Brief:
Write the material out again in full, exactly.

start Supplied material

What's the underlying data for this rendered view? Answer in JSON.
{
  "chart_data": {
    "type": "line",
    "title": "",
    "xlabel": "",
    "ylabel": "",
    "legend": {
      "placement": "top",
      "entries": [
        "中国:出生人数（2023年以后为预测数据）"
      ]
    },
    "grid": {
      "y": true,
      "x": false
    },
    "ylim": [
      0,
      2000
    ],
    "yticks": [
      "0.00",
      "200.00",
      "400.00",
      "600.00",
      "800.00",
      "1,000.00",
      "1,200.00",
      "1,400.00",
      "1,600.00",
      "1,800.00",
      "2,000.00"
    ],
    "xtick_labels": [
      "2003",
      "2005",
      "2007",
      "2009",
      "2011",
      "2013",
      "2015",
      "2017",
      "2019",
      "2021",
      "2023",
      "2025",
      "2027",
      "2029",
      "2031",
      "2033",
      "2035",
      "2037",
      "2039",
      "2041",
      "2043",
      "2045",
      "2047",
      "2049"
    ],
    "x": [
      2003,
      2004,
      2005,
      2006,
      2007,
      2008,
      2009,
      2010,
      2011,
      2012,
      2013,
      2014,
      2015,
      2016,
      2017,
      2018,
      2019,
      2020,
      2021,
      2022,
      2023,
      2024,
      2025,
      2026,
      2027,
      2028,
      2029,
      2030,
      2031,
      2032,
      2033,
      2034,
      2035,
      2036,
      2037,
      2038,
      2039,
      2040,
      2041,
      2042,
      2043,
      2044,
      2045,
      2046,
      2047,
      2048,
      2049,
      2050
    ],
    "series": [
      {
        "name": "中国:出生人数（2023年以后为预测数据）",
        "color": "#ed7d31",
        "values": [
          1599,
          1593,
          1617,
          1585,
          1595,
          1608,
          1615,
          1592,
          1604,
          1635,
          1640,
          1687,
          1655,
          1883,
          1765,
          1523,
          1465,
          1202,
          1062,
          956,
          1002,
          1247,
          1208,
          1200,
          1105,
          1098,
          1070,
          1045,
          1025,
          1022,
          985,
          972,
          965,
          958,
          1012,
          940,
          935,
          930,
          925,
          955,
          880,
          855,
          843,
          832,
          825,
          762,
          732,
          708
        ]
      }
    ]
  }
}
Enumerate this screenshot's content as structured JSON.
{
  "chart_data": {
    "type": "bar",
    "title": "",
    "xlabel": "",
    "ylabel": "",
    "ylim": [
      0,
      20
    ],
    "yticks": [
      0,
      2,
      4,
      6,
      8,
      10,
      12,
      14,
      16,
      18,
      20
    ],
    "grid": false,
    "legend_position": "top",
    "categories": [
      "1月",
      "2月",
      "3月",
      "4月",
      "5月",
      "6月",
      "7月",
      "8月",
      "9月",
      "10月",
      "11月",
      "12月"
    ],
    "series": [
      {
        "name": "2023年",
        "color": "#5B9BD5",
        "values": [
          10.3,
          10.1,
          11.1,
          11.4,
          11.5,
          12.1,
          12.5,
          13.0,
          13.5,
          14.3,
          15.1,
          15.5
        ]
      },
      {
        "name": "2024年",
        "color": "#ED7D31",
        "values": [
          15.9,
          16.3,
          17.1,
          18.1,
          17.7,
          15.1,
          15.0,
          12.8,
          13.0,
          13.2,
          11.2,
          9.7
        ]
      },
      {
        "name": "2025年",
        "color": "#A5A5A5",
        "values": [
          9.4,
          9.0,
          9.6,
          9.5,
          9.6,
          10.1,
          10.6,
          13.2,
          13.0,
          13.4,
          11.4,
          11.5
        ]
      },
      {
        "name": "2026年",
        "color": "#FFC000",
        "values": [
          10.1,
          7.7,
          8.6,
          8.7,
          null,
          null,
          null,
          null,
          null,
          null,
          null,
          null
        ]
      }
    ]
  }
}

end Supplied material

Result for this exercise:
What's the underlying data for this rendered view? Answer in JSON.
{
  "chart_data": {
    "type": "line",
    "title": "",
    "xlabel": "",
    "ylabel": "",
    "legend": {
      "placement": "top",
      "entries": [
        "中国:出生人数（2023年以后为预测数据）"
      ]
    },
    "grid": {
      "y": true,
      "x": false
    },
    "ylim": [
      0,
      2000
    ],
    "yticks": [
      "0.00",
      "200.00",
      "400.00",
      "600.00",
      "800.00",
      "1,000.00",
      "1,200.00",
      "1,400.00",
      "1,600.00",
      "1,800.00",
      "2,000.00"
    ],
    "xtick_labels": [
      "2003",
      "2005",
      "2007",
      "2009",
      "2011",
      "2013",
      "2015",
      "2017",
      "2019",
      "2021",
      "2023",
      "2025",
      "2027",
      "2029",
      "2031",
      "2033",
      "2035",
      "2037",
      "2039",
      "2041",
      "2043",
      "2045",
      "2047",
      "2049"
    ],
    "x": [
      2003,
      2004,
      2005,
      2006,
      2007,
      2008,
      2009,
      2010,
      2011,
      2012,
      2013,
      2014,
      2015,
      2016,
      2017,
      2018,
      2019,
      2020,
      2021,
      2022,
      2023,
      2024,
      2025,
      2026,
      2027,
      2028,
      2029,
      2030,
      2031,
      2032,
      2033,
      2034,
      2035,
      2036,
      2037,
      2038,
      2039,
      2040,
      2041,
      2042,
      2043,
      2044,
      2045,
      2046,
      2047,
      2048,
      2049,
      2050
    ],
    "series": [
      {
        "name": "中国:出生人数（2023年以后为预测数据）",
        "color": "#ed7d31",
        "values": [
          1599,
          1593,
          1617,
          1585,
          1595,
          1608,
          1615,
          1592,
          1604,
          1635,
          1640,
          1687,
          1655,
          1883,
          1765,
          1523,
          1465,
          1202,
          1062,
          956,
          1002,
          1247,
          1208,
          1200,
          1105,
          1098,
          1070,
          1045,
          1025,
          1022,
          985,
          972,
          965,
          958,
          1012,
          940,
          935,
          930,
          925,
          955,
          880,
          855,
          843,
          832,
          825,
          762,
          732,
          708
        ]
      }
    ]
  }
}
Enumerate this screenshot's content as structured JSON.
{
  "chart_data": {
    "type": "bar",
    "title": "",
    "xlabel": "",
    "ylabel": "",
    "ylim": [
      0,
      20
    ],
    "yticks": [
      0,
      2,
      4,
      6,
      8,
      10,
      12,
      14,
      16,
      18,
      20
    ],
    "grid": false,
    "legend_position": "top",
    "categories": [
      "1月",
      "2月",
      "3月",
      "4月",
      "5月",
      "6月",
      "7月",
      "8月",
      "9月",
      "10月",
      "11月",
      "12月"
    ],
    "series": [
      {
        "name": "2023年",
        "color": "#5B9BD5",
        "values": [
          10.3,
          10.1,
          11.1,
          11.4,
          11.5,
          12.1,
          12.5,
          13.0,
          13.5,
          14.3,
          15.1,
          15.5
        ]
      },
      {
        "name": "2024年",
        "color": "#ED7D31",
        "values": [
          15.9,
          16.3,
          17.1,
          18.1,
          17.7,
          15.1,
          15.0,
          12.8,
          13.0,
          13.2,
          11.2,
          9.7
        ]
      },
      {
        "name": "2025年",
        "color": "#A5A5A5",
        "values": [
          9.4,
          9.0,
          9.6,
          9.5,
          9.6,
          10.1,
          10.6,
          13.2,
          13.0,
          13.4,
          11.4,
          11.5
        ]
      },
      {
        "name": "2026年",
        "color": "#FFC000",
        "values": [
          10.1,
          7.7,
          8.6,
          8.7,
          null,
          null,
          null,
          null,
          null,
          null,
          null,
          null
        ]
      }
    ]
  }
}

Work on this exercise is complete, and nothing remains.